§ **EXERCISE**: Copy out all lines where "Management" appears.
>> begin SUPPLIED DATA
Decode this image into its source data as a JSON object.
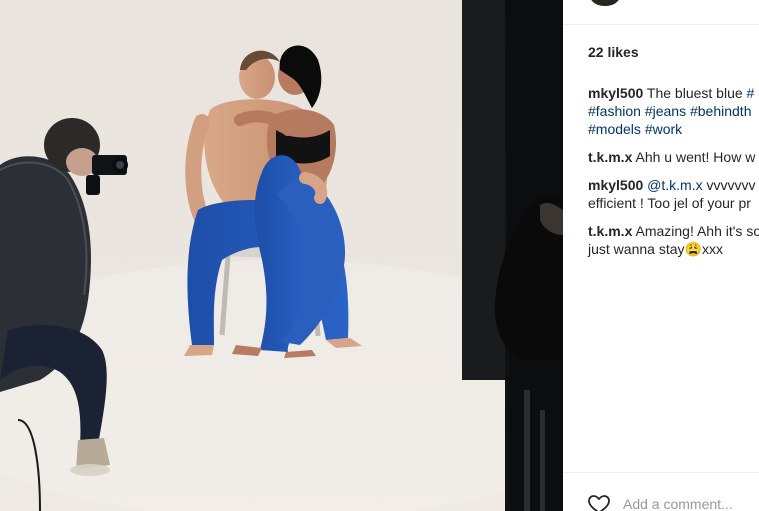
{
  "post": {
    "likes": "22 likes",
    "caption": {
      "user": "mkyl500",
      "text_line1": "The bluest blue",
      "hashtag_cut": "#",
      "tags_line2": [
        "#fashion",
        "#jeans",
        "#behindth"
      ],
      "tags_line3": [
        "#models",
        "#work"
      ]
    },
    "comments": [
      {
        "user": "t.k.m.x",
        "text": "Ahh u went! How w"
      },
      {
        "user": "mkyl500",
        "mention": "@t.k.m.x",
        "text_line1": "vvvvvvv",
        "text_line2": "efficient ! Too jel of your pr"
      },
      {
        "user": "t.k.m.x",
        "text_line1": "Amazing! Ahh it's so",
        "text_line2": "just wanna stay",
        "emoji": "😩",
        "text_after_emoji": "xxx"
      }
    ],
    "add_comment": {
      "placeholder": "Add a comment..."
    }
  },
  "icons": {
    "like": "heart-outline-icon"
  },
  "colors": {
    "username": "#262626",
    "hashtag": "#003569",
    "placeholder": "#999999"
  }
}
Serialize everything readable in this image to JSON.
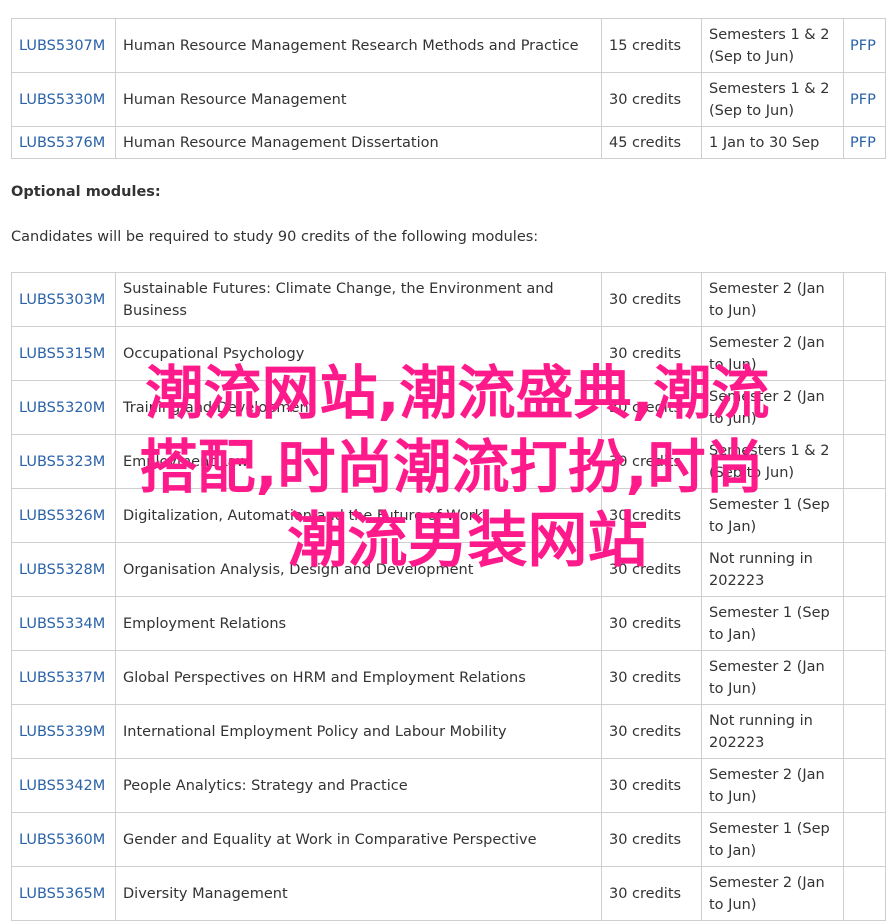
{
  "core_modules": [
    {
      "code": "LUBS5307M",
      "title": "Human Resource Management Research Methods and Practice",
      "credits": "15 credits",
      "semester": "Semesters 1 & 2 (Sep to Jun)",
      "pfp": "PFP"
    },
    {
      "code": "LUBS5330M",
      "title": "Human Resource Management",
      "credits": "30 credits",
      "semester": "Semesters 1 & 2 (Sep to Jun)",
      "pfp": "PFP"
    },
    {
      "code": "LUBS5376M",
      "title": "Human Resource Management Dissertation",
      "credits": "45 credits",
      "semester": "1 Jan to 30 Sep",
      "pfp": "PFP"
    }
  ],
  "optional": {
    "heading": "Optional modules:",
    "intro": "Candidates will be required to study 90 credits of the following modules:"
  },
  "optional_modules": [
    {
      "code": "LUBS5303M",
      "title": "Sustainable Futures: Climate Change, the Environment and Business",
      "credits": "30 credits",
      "semester": "Semester 2 (Jan to Jun)"
    },
    {
      "code": "LUBS5315M",
      "title": "Occupational Psychology",
      "credits": "30 credits",
      "semester": "Semester 2 (Jan to Jun)"
    },
    {
      "code": "LUBS5320M",
      "title": "Training and Development",
      "credits": "30 credits",
      "semester": "Semester 2 (Jan to Jun)"
    },
    {
      "code": "LUBS5323M",
      "title": "Employment Law",
      "credits": "30 credits",
      "semester": "Semesters 1 & 2 (Sep to Jun)"
    },
    {
      "code": "LUBS5326M",
      "title": "Digitalization, Automation and the Future of Work",
      "credits": "30 credits",
      "semester": "Semester 1 (Sep to Jan)"
    },
    {
      "code": "LUBS5328M",
      "title": "Organisation Analysis, Design and Development",
      "credits": "30 credits",
      "semester": "Not running in 202223"
    },
    {
      "code": "LUBS5334M",
      "title": "Employment Relations",
      "credits": "30 credits",
      "semester": "Semester 1 (Sep to Jan)"
    },
    {
      "code": "LUBS5337M",
      "title": "Global Perspectives on HRM and Employment Relations",
      "credits": "30 credits",
      "semester": "Semester 2 (Jan to Jun)"
    },
    {
      "code": "LUBS5339M",
      "title": "International Employment Policy and Labour Mobility",
      "credits": "30 credits",
      "semester": "Not running in 202223"
    },
    {
      "code": "LUBS5342M",
      "title": "People Analytics: Strategy and Practice",
      "credits": "30 credits",
      "semester": "Semester 2 (Jan to Jun)"
    },
    {
      "code": "LUBS5360M",
      "title": "Gender and Equality at Work in Comparative Perspective",
      "credits": "30 credits",
      "semester": "Semester 1 (Sep to Jan)"
    },
    {
      "code": "LUBS5365M",
      "title": "Diversity Management",
      "credits": "30 credits",
      "semester": "Semester 2 (Jan to Jun)"
    }
  ],
  "overlay": {
    "line1": "潮流网站,潮流盛典,潮流",
    "line2": "搭配,时尚潮流打扮,时尚",
    "line3": "潮流男装网站",
    "color": "#ff1a8c"
  }
}
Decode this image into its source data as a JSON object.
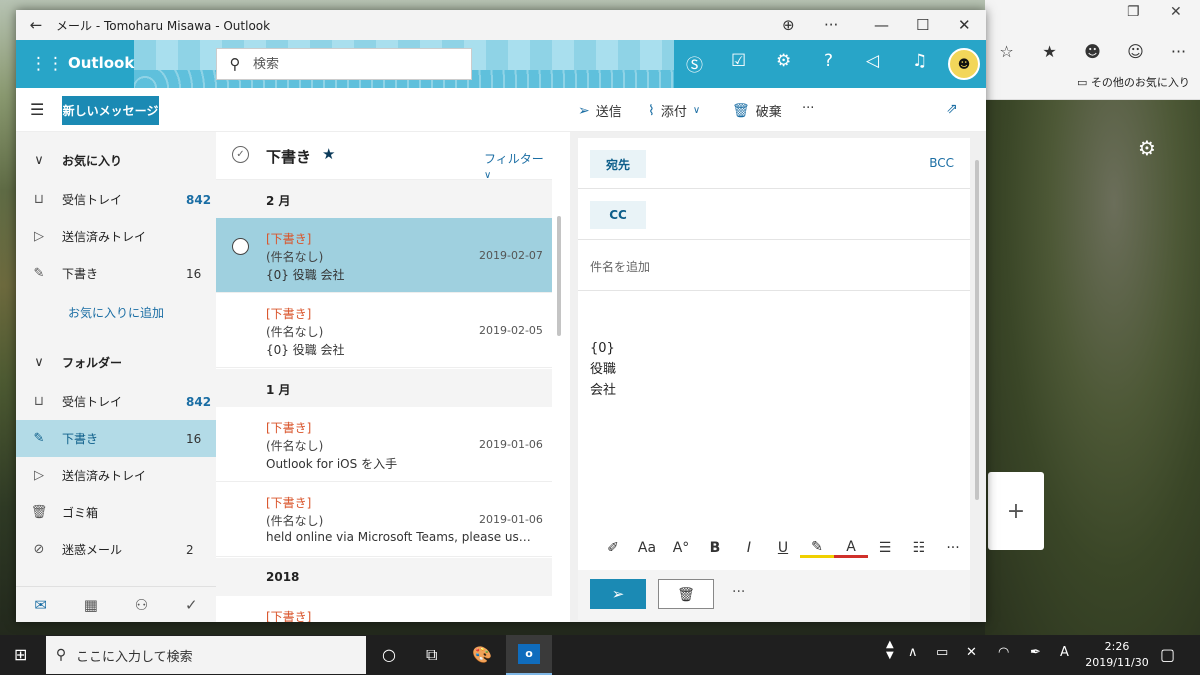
>> end SUPPLIED DATA
§ **SOLUTION**:
      "title": "Human Resource Management Research Methods and Practice",
      "title": "Human Resource Management",
      "title": "Human Resource Management Dissertation",
      "title": "Diversity Management",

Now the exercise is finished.